- AIM -
Look for the string "this" in every line, and copy each line that has it.

- RECORDS -
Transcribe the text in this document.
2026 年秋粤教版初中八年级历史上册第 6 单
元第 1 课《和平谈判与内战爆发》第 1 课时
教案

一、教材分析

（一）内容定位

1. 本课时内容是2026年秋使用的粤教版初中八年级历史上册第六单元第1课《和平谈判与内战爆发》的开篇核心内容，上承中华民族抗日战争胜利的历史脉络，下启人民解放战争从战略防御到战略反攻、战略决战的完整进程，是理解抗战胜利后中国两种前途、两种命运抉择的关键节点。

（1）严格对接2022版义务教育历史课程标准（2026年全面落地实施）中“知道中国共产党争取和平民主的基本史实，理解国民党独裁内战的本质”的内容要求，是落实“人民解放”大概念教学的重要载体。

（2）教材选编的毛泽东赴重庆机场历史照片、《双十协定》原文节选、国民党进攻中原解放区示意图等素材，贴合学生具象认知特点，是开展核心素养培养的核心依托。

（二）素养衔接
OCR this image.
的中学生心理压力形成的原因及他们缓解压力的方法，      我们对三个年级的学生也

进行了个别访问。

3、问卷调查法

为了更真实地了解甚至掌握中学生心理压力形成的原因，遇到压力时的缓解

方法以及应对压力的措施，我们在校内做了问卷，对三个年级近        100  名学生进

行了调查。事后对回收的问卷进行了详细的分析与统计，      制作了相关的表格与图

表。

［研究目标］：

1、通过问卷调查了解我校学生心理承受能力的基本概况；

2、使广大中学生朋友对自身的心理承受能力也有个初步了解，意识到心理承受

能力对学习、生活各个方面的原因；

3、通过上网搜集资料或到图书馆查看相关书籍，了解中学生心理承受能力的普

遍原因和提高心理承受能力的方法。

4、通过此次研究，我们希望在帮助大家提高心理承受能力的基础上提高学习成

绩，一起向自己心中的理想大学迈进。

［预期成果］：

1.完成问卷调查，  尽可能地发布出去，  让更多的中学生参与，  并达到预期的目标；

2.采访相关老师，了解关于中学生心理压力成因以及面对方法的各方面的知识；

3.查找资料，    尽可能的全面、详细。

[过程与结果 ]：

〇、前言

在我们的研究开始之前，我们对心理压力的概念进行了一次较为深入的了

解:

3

- FINAL RESULT -
Transcribe the text in this document.
OCR this image.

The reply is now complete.